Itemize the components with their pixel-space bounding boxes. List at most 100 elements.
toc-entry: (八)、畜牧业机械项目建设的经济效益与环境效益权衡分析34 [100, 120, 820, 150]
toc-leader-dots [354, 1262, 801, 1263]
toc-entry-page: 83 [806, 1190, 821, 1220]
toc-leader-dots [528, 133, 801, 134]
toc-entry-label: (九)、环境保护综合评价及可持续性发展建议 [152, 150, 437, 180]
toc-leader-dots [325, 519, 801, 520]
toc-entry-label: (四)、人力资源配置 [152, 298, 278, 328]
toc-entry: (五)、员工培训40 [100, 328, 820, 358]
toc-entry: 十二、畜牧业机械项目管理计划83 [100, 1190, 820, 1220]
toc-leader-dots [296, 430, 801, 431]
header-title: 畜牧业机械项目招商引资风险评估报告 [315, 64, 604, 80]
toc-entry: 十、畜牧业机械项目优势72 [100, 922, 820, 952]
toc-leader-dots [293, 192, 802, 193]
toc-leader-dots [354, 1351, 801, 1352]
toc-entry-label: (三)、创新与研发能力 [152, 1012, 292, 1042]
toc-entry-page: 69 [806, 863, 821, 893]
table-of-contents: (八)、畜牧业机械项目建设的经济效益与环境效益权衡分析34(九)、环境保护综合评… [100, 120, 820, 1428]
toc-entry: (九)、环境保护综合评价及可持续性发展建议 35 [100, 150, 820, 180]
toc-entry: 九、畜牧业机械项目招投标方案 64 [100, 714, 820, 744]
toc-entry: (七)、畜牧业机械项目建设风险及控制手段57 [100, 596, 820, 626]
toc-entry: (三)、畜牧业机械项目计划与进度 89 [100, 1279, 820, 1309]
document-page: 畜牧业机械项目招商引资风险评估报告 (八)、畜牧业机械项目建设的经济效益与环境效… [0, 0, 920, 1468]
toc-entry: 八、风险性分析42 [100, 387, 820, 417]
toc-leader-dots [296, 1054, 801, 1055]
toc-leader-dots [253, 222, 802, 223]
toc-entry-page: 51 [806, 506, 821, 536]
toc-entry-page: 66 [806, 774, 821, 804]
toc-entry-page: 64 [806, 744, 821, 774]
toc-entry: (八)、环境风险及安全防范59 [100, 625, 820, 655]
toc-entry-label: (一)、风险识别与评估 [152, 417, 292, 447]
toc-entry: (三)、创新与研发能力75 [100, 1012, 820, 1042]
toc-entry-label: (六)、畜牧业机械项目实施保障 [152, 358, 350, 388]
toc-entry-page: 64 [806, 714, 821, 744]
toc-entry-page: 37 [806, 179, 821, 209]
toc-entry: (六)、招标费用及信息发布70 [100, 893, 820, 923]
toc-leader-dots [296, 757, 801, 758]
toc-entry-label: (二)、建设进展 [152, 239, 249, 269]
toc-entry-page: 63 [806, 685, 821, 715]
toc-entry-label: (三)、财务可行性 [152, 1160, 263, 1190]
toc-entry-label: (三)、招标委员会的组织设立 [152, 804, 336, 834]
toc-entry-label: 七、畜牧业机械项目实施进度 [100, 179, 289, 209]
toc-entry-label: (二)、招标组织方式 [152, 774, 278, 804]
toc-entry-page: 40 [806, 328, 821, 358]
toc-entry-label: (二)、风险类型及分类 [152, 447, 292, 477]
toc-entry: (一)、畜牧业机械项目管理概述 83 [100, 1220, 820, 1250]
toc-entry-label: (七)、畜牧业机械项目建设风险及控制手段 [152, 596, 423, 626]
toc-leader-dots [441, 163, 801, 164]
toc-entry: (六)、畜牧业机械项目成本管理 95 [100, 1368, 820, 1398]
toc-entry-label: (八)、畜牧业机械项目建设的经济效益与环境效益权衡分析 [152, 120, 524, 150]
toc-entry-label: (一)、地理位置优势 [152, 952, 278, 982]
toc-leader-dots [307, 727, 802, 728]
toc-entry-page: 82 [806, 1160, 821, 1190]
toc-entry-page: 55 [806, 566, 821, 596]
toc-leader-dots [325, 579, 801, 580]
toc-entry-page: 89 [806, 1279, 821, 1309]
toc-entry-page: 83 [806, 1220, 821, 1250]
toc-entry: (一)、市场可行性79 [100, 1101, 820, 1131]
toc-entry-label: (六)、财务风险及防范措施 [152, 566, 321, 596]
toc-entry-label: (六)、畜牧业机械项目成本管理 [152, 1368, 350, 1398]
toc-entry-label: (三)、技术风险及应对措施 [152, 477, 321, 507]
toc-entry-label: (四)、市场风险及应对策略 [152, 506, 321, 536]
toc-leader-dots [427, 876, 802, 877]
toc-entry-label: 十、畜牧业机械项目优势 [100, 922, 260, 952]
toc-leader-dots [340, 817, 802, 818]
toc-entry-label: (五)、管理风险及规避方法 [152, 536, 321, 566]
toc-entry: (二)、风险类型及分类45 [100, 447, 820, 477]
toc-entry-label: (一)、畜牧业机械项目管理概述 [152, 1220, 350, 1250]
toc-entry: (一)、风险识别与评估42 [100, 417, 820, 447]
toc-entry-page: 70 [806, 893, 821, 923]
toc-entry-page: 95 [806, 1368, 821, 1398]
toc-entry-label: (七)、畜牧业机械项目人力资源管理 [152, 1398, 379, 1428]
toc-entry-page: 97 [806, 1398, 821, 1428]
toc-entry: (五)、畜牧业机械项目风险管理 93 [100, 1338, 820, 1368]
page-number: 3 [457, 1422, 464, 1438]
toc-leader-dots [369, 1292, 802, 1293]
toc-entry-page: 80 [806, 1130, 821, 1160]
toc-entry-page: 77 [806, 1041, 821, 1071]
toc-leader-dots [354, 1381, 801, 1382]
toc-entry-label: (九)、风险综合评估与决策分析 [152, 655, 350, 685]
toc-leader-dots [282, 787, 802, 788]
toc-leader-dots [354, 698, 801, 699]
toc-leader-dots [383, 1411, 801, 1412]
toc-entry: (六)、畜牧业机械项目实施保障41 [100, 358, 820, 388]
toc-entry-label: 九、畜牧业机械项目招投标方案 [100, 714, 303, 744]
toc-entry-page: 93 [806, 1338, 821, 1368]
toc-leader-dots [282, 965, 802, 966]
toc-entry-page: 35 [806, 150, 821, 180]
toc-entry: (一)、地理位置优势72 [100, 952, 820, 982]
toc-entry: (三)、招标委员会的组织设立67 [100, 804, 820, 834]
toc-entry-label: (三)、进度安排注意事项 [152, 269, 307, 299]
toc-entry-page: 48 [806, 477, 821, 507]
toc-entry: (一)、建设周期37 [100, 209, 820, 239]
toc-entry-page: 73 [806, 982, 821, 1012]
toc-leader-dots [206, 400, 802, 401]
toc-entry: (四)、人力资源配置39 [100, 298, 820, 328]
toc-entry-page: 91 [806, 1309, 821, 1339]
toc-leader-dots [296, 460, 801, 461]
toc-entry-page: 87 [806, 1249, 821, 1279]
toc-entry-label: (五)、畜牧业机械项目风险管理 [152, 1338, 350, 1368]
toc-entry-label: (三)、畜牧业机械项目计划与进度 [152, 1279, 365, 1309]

# What is expected:
Copy the records above line for line, without changing anything.

# Solution to the problem:
Itemize the components with their pixel-space bounding boxes. List at most 100 elements.
toc-entry: (八)、畜牧业机械项目建设的经济效益与环境效益权衡分析34 [100, 120, 820, 150]
toc-leader-dots [354, 1262, 801, 1263]
toc-entry-page: 83 [806, 1190, 821, 1220]
toc-leader-dots [528, 133, 801, 134]
toc-entry-label: (九)、环境保护综合评价及可持续性发展建议 [152, 150, 437, 180]
toc-leader-dots [325, 519, 801, 520]
toc-entry-label: (四)、人力资源配置 [152, 298, 278, 328]
toc-entry: (五)、员工培训40 [100, 328, 820, 358]
toc-entry: 十二、畜牧业机械项目管理计划83 [100, 1190, 820, 1220]
toc-leader-dots [296, 430, 801, 431]
header-title: 畜牧业机械项目招商引资风险评估报告 [315, 64, 604, 80]
toc-entry: 十、畜牧业机械项目优势72 [100, 922, 820, 952]
toc-leader-dots [293, 192, 802, 193]
toc-leader-dots [354, 1351, 801, 1352]
toc-entry-label: (三)、创新与研发能力 [152, 1012, 292, 1042]
toc-entry-page: 69 [806, 863, 821, 893]
table-of-contents: (八)、畜牧业机械项目建设的经济效益与环境效益权衡分析34(九)、环境保护综合评… [100, 120, 820, 1428]
toc-entry: (九)、环境保护综合评价及可持续性发展建议 35 [100, 150, 820, 180]
toc-entry: 九、畜牧业机械项目招投标方案 64 [100, 714, 820, 744]
toc-entry: (七)、畜牧业机械项目建设风险及控制手段57 [100, 596, 820, 626]
toc-entry: (三)、畜牧业机械项目计划与进度 89 [100, 1279, 820, 1309]
document-page: 畜牧业机械项目招商引资风险评估报告 (八)、畜牧业机械项目建设的经济效益与环境效… [0, 0, 920, 1468]
toc-entry: 八、风险性分析42 [100, 387, 820, 417]
toc-leader-dots [296, 1054, 801, 1055]
toc-leader-dots [253, 222, 802, 223]
toc-entry-page: 51 [806, 506, 821, 536]
toc-entry-page: 66 [806, 774, 821, 804]
toc-entry-page: 64 [806, 744, 821, 774]
toc-entry: (八)、环境风险及安全防范59 [100, 625, 820, 655]
toc-entry-label: (一)、风险识别与评估 [152, 417, 292, 447]
toc-entry: (三)、创新与研发能力75 [100, 1012, 820, 1042]
toc-entry-label: (六)、畜牧业机械项目实施保障 [152, 358, 350, 388]
toc-entry-page: 64 [806, 714, 821, 744]
toc-entry-page: 37 [806, 179, 821, 209]
toc-entry: (六)、招标费用及信息发布70 [100, 893, 820, 923]
toc-leader-dots [296, 757, 801, 758]
toc-entry-label: (二)、建设进展 [152, 239, 249, 269]
toc-entry-page: 63 [806, 685, 821, 715]
toc-entry-label: (三)、财务可行性 [152, 1160, 263, 1190]
toc-entry-label: (三)、招标委员会的组织设立 [152, 804, 336, 834]
toc-entry-label: 七、畜牧业机械项目实施进度 [100, 179, 289, 209]
toc-entry-label: (二)、招标组织方式 [152, 774, 278, 804]
toc-entry-page: 40 [806, 328, 821, 358]
toc-entry-label: (二)、风险类型及分类 [152, 447, 292, 477]
toc-entry: (一)、畜牧业机械项目管理概述 83 [100, 1220, 820, 1250]
toc-entry-label: (七)、畜牧业机械项目建设风险及控制手段 [152, 596, 423, 626]
toc-leader-dots [441, 163, 801, 164]
toc-entry: (六)、畜牧业机械项目成本管理 95 [100, 1368, 820, 1398]
toc-entry-label: (八)、畜牧业机械项目建设的经济效益与环境效益权衡分析 [152, 120, 524, 150]
toc-entry-label: (一)、地理位置优势 [152, 952, 278, 982]
toc-leader-dots [307, 727, 802, 728]
toc-entry-page: 82 [806, 1160, 821, 1190]
toc-entry-page: 55 [806, 566, 821, 596]
toc-leader-dots [325, 579, 801, 580]
toc-entry-page: 89 [806, 1279, 821, 1309]
toc-entry-page: 83 [806, 1220, 821, 1250]
toc-entry: (一)、市场可行性79 [100, 1101, 820, 1131]
toc-entry-label: (六)、财务风险及防范措施 [152, 566, 321, 596]
toc-entry-label: (六)、畜牧业机械项目成本管理 [152, 1368, 350, 1398]
toc-entry-label: (三)、技术风险及应对措施 [152, 477, 321, 507]
toc-entry-label: (四)、市场风险及应对策略 [152, 506, 321, 536]
toc-leader-dots [427, 876, 802, 877]
toc-entry-label: 十、畜牧业机械项目优势 [100, 922, 260, 952]
toc-leader-dots [340, 817, 802, 818]
toc-entry-label: (五)、管理风险及规避方法 [152, 536, 321, 566]
toc-entry: (二)、风险类型及分类45 [100, 447, 820, 477]
toc-entry-label: (一)、畜牧业机械项目管理概述 [152, 1220, 350, 1250]
toc-entry: (一)、风险识别与评估42 [100, 417, 820, 447]
toc-entry-page: 70 [806, 893, 821, 923]
toc-entry-page: 95 [806, 1368, 821, 1398]
toc-entry-label: (七)、畜牧业机械项目人力资源管理 [152, 1398, 379, 1428]
toc-entry-page: 97 [806, 1398, 821, 1428]
toc-entry: (五)、畜牧业机械项目风险管理 93 [100, 1338, 820, 1368]
page-number: 3 [457, 1422, 464, 1438]
toc-leader-dots [369, 1292, 802, 1293]
toc-entry-page: 80 [806, 1130, 821, 1160]
toc-entry-page: 77 [806, 1041, 821, 1071]
toc-leader-dots [354, 1381, 801, 1382]
toc-entry-label: (九)、风险综合评估与决策分析 [152, 655, 350, 685]
toc-leader-dots [282, 787, 802, 788]
toc-leader-dots [354, 698, 801, 699]
toc-leader-dots [383, 1411, 801, 1412]
toc-entry: (六)、畜牧业机械项目实施保障41 [100, 358, 820, 388]
toc-entry-label: 九、畜牧业机械项目招投标方案 [100, 714, 303, 744]
toc-entry-page: 93 [806, 1338, 821, 1368]
toc-leader-dots [282, 965, 802, 966]
toc-entry-page: 35 [806, 150, 821, 180]
toc-entry: (一)、地理位置优势72 [100, 952, 820, 982]
toc-entry: (三)、招标委员会的组织设立67 [100, 804, 820, 834]
toc-entry-label: (三)、进度安排注意事项 [152, 269, 307, 299]
toc-entry-page: 48 [806, 477, 821, 507]
toc-entry: (一)、建设周期37 [100, 209, 820, 239]
toc-entry-page: 73 [806, 982, 821, 1012]
toc-leader-dots [206, 400, 802, 401]
toc-entry: (四)、人力资源配置39 [100, 298, 820, 328]
toc-entry-page: 91 [806, 1309, 821, 1339]
toc-leader-dots [296, 460, 801, 461]
toc-entry-page: 87 [806, 1249, 821, 1279]
toc-entry-label: (五)、畜牧业机械项目风险管理 [152, 1338, 350, 1368]
toc-entry-label: (三)、畜牧业机械项目计划与进度 [152, 1279, 365, 1309]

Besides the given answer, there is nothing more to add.